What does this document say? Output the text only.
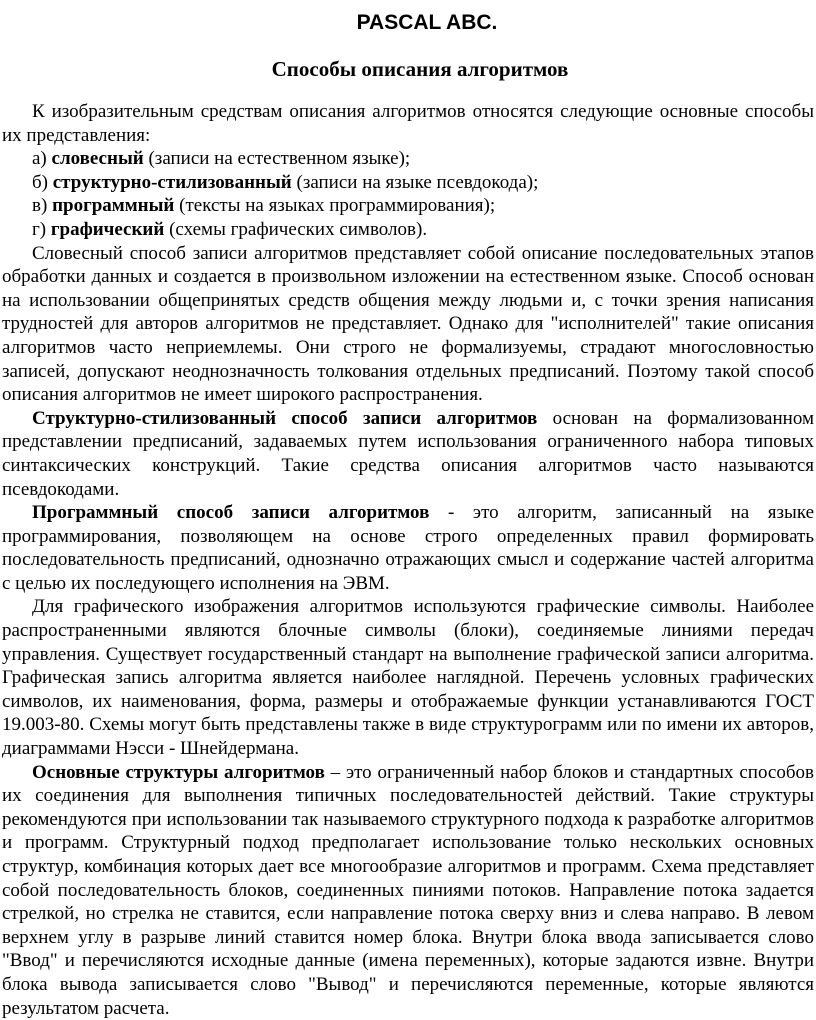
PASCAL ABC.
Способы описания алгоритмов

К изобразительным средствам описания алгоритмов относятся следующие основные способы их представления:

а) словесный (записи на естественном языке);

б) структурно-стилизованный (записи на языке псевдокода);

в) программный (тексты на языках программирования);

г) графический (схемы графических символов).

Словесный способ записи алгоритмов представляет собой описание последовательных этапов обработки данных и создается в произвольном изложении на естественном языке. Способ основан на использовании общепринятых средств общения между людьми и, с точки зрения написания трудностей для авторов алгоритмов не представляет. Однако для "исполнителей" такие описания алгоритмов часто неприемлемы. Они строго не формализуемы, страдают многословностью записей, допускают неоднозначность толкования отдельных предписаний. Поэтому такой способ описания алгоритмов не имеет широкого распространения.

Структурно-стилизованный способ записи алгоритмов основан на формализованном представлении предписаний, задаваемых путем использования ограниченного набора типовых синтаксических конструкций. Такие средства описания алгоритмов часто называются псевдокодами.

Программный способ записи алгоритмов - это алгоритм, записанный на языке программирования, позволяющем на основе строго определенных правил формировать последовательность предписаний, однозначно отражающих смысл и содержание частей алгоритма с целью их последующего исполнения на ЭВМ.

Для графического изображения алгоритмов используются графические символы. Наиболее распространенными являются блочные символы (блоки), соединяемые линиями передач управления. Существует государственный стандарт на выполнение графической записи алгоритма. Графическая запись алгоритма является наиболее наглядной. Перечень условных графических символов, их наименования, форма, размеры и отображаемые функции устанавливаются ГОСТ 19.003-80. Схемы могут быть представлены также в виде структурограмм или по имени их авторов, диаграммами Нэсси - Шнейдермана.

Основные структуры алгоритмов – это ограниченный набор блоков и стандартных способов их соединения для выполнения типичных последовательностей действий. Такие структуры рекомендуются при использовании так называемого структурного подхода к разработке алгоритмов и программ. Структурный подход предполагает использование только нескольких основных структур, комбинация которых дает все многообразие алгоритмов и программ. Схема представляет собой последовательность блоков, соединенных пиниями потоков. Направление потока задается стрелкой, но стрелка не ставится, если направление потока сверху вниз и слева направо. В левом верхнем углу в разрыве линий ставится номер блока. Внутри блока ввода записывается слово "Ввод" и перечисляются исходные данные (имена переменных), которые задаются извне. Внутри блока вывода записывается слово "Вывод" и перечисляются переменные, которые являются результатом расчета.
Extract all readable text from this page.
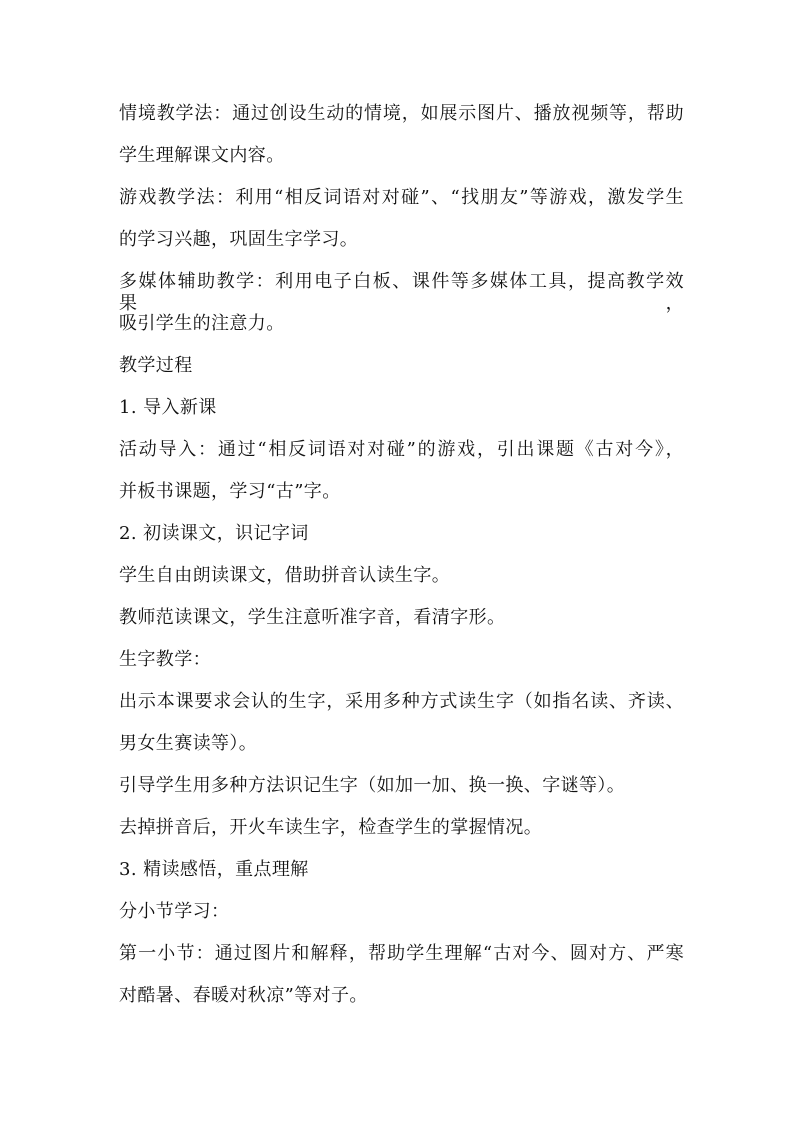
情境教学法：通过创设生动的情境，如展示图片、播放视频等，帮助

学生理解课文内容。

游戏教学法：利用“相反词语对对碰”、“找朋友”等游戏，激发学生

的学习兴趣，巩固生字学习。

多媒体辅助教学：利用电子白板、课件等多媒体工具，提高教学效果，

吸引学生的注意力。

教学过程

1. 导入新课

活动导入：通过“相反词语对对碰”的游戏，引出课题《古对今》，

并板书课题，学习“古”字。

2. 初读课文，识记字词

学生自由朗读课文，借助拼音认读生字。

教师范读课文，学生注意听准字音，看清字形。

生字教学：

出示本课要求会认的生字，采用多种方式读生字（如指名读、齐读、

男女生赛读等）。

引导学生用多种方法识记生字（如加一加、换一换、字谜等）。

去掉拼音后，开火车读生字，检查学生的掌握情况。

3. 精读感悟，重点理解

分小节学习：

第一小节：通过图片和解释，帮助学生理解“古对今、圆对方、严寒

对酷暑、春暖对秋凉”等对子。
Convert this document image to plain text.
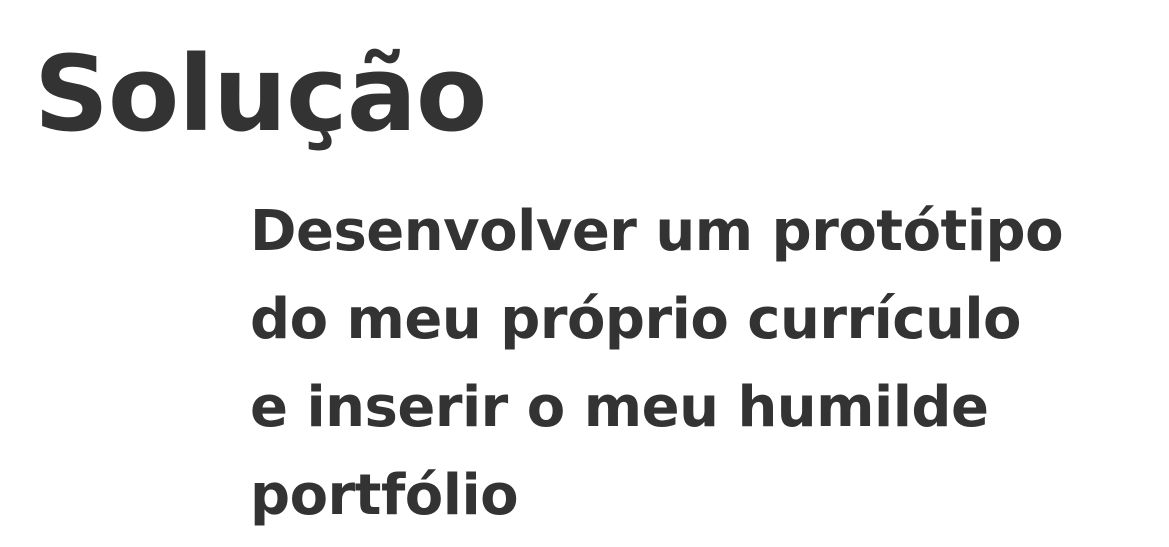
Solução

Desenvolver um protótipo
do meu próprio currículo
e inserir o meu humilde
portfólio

□ □ □

Objective
Find every line in the records above that holds the word "описания", and copy each one.

Exercise response
Способы описания алгоритмов
К изобразительным средствам описания алгоритмов относятся следующие основные способы их представления:
Словесный способ записи алгоритмов представляет собой описание последовательных этапов обработки данных и создается в произвольном изложении на естественном языке. Способ основан на использовании общепринятых средств общения между людьми и, с точки зрения написания трудностей для авторов алгоритмов не представляет. Однако для "исполнителей" такие описания алгоритмов часто неприемлемы. Они строго не формализуемы, страдают многословностью записей, допускают неоднозначность толкования отдельных предписаний. Поэтому такой способ описания алгоритмов не имеет широкого распространения.
Структурно-стилизованный способ записи алгоритмов основан на формализованном представлении предписаний, задаваемых путем использования ограниченного набора типовых синтаксических конструкций. Такие средства описания алгоритмов часто называются псевдокодами.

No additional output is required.